Set task:
From the entries provided below, copy each line that contains the word "Otherwise".

Data supplied:
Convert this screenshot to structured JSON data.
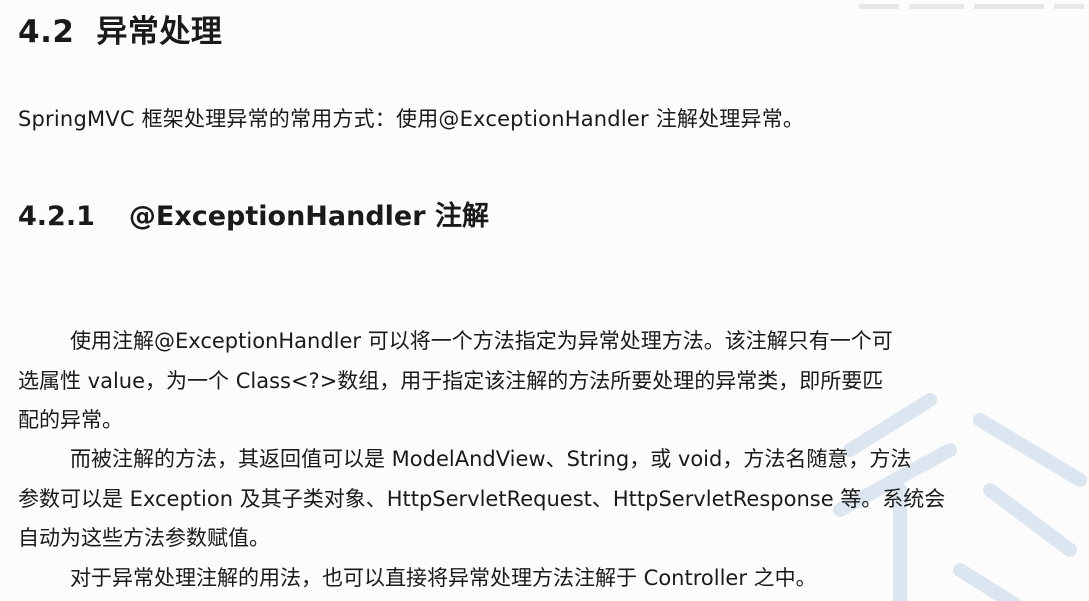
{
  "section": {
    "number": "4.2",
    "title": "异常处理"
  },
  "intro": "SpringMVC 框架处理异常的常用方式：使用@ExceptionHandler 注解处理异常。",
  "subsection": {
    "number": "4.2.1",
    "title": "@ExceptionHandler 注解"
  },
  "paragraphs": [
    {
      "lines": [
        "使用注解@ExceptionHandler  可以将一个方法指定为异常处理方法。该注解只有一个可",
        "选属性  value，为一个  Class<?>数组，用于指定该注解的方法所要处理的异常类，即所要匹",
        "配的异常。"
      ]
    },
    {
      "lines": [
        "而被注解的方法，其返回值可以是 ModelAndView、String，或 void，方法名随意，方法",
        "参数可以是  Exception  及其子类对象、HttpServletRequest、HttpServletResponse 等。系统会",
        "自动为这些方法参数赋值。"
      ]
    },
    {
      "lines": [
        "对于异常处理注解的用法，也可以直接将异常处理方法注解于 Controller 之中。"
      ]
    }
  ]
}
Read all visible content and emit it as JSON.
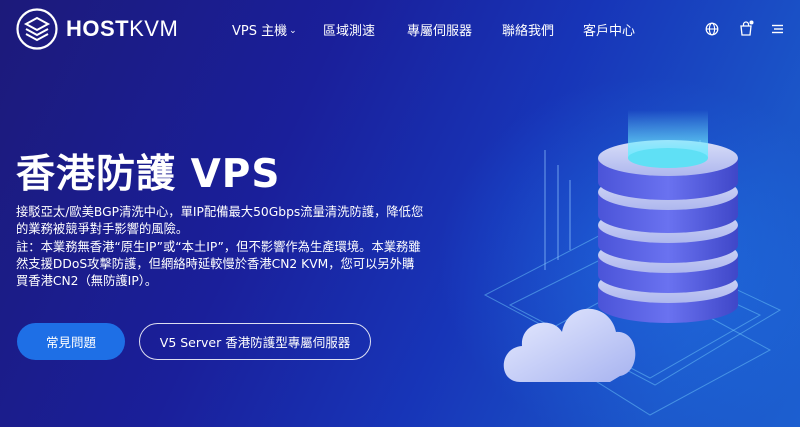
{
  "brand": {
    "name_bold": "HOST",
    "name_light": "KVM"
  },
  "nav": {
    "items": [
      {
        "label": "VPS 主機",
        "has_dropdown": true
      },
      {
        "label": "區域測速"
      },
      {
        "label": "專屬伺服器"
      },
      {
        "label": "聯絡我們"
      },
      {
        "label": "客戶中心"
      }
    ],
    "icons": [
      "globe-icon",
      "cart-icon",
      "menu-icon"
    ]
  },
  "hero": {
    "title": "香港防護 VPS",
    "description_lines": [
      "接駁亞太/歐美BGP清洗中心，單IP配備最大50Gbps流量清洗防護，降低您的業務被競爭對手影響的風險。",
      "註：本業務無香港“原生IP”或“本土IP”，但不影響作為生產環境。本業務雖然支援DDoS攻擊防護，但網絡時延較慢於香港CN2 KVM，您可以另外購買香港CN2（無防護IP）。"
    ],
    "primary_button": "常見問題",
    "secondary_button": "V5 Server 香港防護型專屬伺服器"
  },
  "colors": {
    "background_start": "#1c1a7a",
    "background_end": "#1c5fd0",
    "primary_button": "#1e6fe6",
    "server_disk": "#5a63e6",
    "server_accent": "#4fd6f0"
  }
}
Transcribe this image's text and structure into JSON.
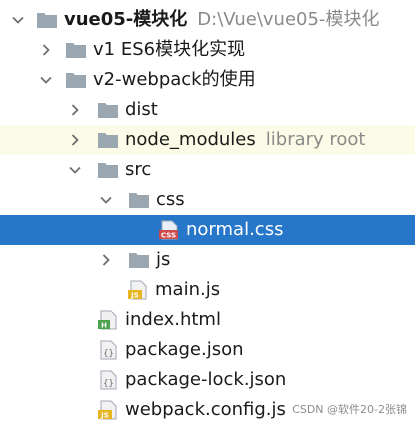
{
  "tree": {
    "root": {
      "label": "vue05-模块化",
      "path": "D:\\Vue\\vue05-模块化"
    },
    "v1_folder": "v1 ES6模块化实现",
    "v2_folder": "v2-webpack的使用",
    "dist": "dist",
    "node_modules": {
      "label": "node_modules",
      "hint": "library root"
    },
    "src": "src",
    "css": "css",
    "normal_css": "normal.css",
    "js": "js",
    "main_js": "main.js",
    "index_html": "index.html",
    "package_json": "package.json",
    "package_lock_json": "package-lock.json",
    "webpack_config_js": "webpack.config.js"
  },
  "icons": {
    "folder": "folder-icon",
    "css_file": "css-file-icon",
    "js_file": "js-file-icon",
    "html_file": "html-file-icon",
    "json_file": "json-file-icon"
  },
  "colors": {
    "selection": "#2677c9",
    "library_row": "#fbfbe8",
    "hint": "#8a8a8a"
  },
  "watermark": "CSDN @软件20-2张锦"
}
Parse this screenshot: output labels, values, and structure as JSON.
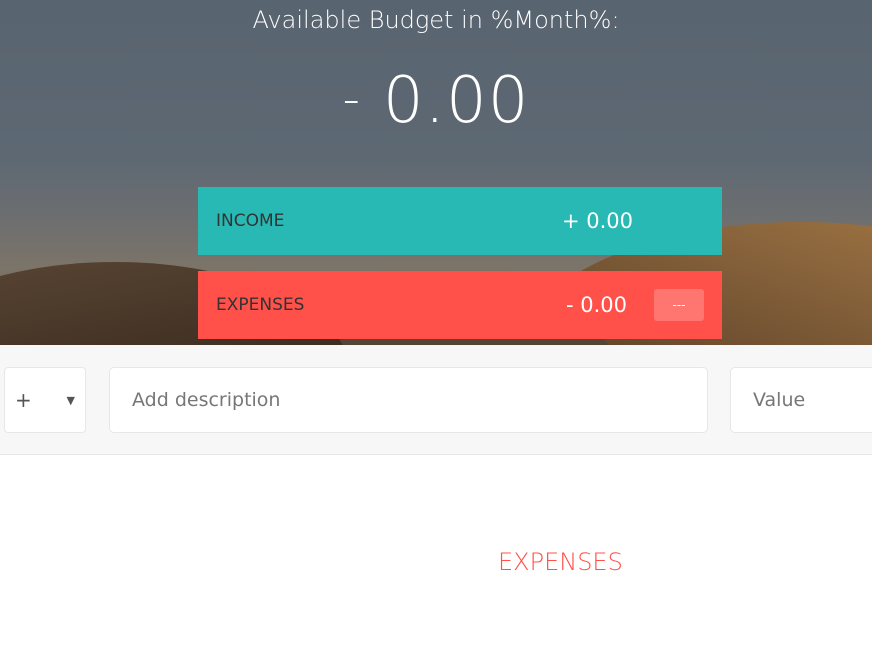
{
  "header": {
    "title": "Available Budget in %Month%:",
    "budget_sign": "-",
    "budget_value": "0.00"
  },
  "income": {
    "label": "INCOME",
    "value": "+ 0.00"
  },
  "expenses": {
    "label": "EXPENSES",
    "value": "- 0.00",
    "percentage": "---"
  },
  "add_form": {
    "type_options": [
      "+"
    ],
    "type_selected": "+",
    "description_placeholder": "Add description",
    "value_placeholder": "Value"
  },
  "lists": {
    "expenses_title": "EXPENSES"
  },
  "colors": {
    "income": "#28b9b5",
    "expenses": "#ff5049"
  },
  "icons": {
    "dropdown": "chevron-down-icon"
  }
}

--

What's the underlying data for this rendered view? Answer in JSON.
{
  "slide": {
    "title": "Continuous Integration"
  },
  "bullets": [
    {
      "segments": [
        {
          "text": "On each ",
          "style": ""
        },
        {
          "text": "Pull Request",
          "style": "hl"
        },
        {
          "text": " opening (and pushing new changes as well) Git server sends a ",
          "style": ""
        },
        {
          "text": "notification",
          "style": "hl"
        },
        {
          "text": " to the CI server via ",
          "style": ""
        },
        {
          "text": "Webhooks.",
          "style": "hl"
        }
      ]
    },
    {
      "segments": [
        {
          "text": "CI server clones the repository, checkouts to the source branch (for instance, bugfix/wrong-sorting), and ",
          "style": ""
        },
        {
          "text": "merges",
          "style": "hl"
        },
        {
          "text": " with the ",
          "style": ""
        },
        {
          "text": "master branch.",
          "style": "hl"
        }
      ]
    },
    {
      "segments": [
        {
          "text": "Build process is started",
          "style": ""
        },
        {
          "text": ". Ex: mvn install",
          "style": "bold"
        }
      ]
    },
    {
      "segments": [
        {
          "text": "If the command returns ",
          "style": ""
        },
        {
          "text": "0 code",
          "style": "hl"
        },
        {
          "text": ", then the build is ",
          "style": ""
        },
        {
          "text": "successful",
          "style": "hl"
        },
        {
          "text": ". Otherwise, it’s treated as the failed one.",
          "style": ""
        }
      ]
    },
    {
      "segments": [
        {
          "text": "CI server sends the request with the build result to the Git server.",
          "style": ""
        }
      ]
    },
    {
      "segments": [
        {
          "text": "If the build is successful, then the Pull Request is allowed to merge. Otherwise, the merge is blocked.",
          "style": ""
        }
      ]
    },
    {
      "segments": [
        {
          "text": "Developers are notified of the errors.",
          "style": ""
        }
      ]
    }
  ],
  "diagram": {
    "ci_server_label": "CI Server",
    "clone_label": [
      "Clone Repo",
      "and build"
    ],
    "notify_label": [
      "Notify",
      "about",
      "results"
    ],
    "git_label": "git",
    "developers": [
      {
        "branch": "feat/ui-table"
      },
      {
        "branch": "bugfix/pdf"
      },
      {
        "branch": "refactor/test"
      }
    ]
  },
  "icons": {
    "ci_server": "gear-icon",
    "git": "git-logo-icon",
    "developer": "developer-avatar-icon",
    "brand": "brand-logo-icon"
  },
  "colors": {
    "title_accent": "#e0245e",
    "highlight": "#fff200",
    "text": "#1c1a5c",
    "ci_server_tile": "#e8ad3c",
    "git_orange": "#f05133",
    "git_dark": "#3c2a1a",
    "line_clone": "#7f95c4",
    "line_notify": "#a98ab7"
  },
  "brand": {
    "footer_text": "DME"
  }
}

==

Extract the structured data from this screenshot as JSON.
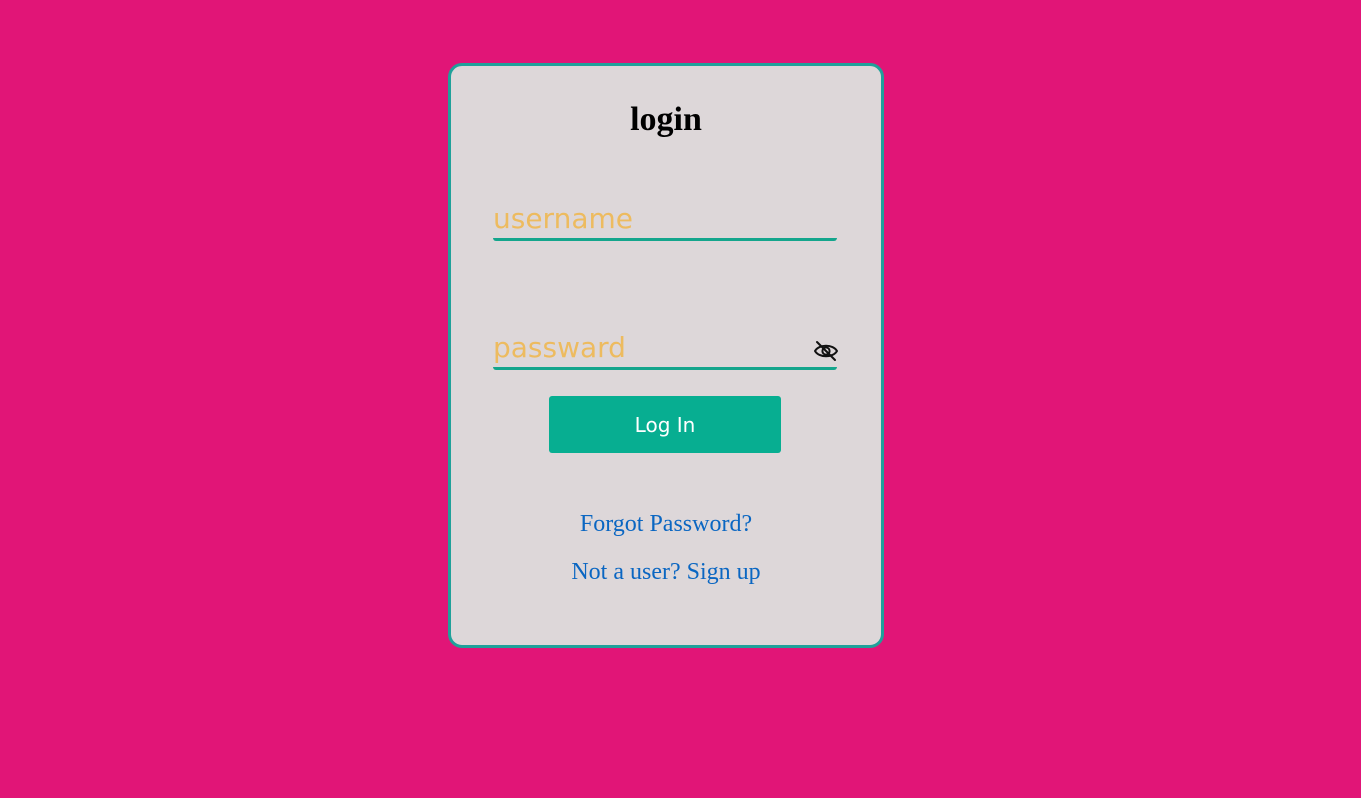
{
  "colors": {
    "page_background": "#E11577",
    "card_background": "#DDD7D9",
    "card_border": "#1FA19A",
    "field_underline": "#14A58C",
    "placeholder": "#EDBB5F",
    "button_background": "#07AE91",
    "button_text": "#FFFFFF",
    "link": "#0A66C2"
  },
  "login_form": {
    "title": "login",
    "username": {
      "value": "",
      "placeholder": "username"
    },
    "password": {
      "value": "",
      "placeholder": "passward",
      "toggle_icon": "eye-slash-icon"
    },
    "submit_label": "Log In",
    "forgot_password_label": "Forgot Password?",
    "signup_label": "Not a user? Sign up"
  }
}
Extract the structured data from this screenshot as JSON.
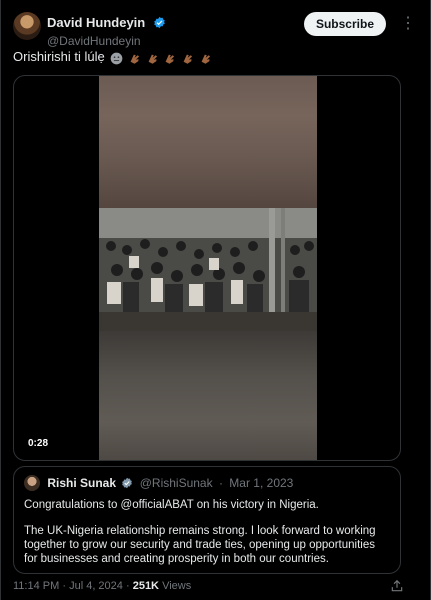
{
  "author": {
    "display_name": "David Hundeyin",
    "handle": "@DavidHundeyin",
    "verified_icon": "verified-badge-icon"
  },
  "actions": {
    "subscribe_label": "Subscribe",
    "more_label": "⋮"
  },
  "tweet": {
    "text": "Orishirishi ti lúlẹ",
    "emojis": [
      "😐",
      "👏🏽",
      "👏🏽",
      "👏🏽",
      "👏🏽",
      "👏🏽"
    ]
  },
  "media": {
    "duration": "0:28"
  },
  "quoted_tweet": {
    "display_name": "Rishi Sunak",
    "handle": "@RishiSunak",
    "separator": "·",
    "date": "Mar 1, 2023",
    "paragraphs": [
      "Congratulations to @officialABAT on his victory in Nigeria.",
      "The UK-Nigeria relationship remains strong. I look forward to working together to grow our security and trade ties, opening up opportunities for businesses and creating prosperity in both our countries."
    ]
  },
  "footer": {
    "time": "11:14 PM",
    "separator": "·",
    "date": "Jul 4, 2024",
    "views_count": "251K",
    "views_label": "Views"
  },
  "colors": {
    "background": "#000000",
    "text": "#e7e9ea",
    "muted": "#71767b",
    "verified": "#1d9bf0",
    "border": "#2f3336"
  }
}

Exercise output:
          "text": ". Otherwise, it’s treated as the failed one.",
          "text": "If the build is successful, then the Pull Request is allowed to merge. Otherwise, the merge is blocked.",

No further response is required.